What is asked ->
Collect every line that includes the string "钙或其他碳酸盐".

Provided material ->
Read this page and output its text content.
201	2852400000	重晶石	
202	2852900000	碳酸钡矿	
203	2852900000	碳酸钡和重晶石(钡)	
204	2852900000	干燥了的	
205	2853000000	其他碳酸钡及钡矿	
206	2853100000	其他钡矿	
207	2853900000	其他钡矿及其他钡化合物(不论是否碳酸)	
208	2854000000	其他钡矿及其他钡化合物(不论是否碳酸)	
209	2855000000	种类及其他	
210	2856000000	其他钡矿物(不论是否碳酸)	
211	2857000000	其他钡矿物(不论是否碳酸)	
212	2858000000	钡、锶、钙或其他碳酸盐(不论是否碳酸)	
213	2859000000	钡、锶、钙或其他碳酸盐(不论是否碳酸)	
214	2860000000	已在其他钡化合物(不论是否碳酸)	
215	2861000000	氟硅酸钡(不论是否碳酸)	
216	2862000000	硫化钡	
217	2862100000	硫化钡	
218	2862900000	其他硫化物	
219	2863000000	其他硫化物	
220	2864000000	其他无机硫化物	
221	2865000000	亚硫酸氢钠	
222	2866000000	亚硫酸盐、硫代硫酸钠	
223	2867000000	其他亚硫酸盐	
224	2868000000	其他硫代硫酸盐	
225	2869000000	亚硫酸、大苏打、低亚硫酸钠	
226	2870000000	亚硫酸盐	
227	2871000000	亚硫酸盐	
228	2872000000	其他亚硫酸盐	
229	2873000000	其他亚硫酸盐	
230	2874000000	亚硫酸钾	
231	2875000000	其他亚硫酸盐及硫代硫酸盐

Response to this task ->
212	2858000000	钡、锶、钙或其他碳酸盐(不论是否碳酸)	
213	2859000000	钡、锶、钙或其他碳酸盐(不论是否碳酸)	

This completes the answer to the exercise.